■ TEKS BACAAN ■
● ● ● ● ● ● ●

Sempat menjadi tokoh berpengaruh sebagai wakil ayahnya dalam urusan kerajaan, perubahan politik dan intervensi kolonial Belanda akhirnya mendorongnya untuk menyerahkan tampuk kepemimpinan kepada sang putri. Kendati demikian, peran de facto sebagai pemimpin Tanete mengantarkannya pada gelar kehormatan Datu' Tanete.
Setelah tidak lagi aktif di pemerintahan Tanete, Colliq Pujié memilih menetap di Makassar sejak tahun 1857 atas persetujuan gubernur. Di kota inilah ia terlibat dalam proyek monumental pembukuan I La Galigo, sebuah epos suci peradaban Bugis. Ia berkolaborasi dengan Benjamin Frederik Matthes, seorang linguis dan misionaros asal Belanda. Keduanya mendedikasikan waktu selama dua dekade untuk menghasilkan naskah setebal 2.850 halaman folio, yang merupakan sepertiga dari keseluruhan kisah I La Galigo.

● ● ● ● ● ● ●

Data anotasi tata letak
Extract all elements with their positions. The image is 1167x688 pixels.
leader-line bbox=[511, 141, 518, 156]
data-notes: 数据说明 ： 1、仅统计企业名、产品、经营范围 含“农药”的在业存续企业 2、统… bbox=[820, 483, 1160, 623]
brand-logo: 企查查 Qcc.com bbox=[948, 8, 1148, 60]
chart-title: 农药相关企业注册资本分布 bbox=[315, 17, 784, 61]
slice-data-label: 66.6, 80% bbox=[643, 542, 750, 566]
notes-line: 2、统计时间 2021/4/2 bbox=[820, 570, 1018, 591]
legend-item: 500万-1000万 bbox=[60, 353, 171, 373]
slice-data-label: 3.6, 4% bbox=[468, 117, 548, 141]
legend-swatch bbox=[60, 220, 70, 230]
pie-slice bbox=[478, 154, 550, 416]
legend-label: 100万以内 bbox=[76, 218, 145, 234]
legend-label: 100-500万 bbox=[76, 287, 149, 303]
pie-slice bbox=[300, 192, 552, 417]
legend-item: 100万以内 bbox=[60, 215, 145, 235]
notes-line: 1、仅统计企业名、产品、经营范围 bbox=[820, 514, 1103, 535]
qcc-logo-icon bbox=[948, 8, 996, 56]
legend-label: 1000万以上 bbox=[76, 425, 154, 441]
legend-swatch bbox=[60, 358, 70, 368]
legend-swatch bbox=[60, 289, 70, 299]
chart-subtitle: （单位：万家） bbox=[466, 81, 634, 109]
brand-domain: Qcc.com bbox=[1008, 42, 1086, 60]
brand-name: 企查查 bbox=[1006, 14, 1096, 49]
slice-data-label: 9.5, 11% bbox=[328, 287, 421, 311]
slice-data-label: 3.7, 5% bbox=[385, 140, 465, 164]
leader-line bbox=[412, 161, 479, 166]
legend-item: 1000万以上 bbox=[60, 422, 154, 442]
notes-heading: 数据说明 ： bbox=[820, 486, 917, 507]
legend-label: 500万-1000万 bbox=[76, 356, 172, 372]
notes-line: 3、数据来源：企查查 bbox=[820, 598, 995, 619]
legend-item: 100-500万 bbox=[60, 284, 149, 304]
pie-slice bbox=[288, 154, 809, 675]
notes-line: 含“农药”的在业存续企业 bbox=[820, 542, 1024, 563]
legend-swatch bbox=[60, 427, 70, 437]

● ● ● ● ● ● ●

■ KETENTUAN LATIHAN ■
Tulis ulang persis bagian teks tentang Colliq Pujié, mulai dari kata-kata yang memuat "Sempat menjadi tokoh" dan berhenti sesudah "kehormatan Datu' Tanete.".

■ HASIL LATIHAN ■
Sempat menjadi tokoh berpengaruh sebagai wakil ayahnya dalam urusan kerajaan, perubahan politik dan intervensi kolonial Belanda akhirnya mendorongnya untuk menyerahkan tampuk kepemimpinan kepada sang putri. Kendati demikian, peran de facto sebagai pemimpin Tanete mengantarkannya pada gelar kehormatan Datu' Tanete.